[Dataset items]
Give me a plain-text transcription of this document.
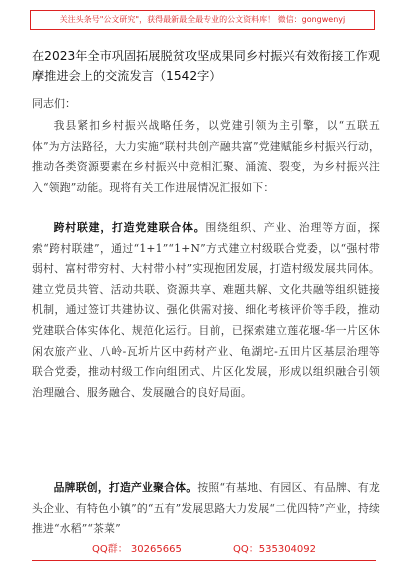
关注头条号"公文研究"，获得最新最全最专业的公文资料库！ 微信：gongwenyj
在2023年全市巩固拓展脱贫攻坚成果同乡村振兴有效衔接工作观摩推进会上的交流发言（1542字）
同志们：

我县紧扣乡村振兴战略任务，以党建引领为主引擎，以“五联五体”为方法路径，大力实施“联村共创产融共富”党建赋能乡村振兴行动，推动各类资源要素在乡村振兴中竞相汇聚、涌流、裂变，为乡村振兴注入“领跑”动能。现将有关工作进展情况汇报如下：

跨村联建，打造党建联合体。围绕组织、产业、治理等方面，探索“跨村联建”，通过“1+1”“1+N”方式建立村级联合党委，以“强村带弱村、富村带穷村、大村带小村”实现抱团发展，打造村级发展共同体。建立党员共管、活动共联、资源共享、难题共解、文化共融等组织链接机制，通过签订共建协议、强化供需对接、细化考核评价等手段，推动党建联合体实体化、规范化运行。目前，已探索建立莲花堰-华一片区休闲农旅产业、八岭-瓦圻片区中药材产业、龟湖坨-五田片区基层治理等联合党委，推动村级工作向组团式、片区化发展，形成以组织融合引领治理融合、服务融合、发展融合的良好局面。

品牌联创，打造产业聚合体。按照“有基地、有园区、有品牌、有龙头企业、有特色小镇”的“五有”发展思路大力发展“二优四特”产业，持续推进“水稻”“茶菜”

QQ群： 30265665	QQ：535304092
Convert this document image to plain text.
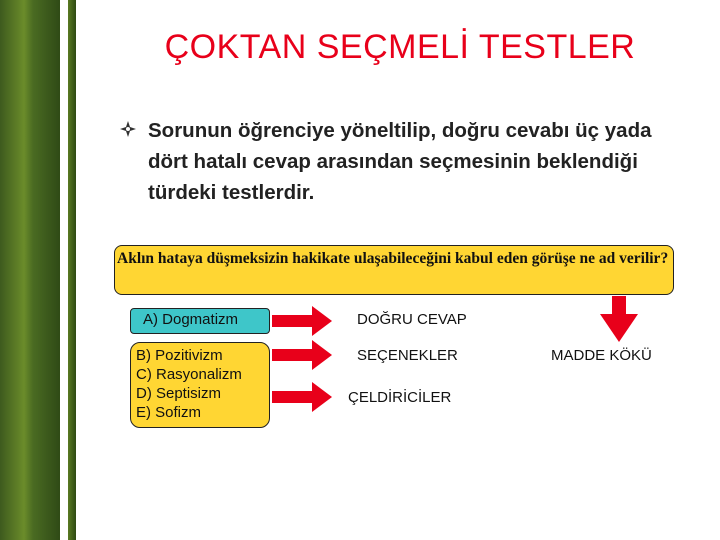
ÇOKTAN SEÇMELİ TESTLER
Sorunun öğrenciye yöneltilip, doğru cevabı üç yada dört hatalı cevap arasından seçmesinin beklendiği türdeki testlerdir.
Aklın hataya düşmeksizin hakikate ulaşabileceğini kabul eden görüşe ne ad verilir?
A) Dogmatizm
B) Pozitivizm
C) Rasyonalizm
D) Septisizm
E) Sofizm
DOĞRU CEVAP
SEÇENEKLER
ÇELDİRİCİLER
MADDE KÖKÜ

→ **Given task**
Pick out and copy every line that contains the word "document".

→ **Task solution**
Give me a plain-text transcription of this document.
Convert this document image to plain text.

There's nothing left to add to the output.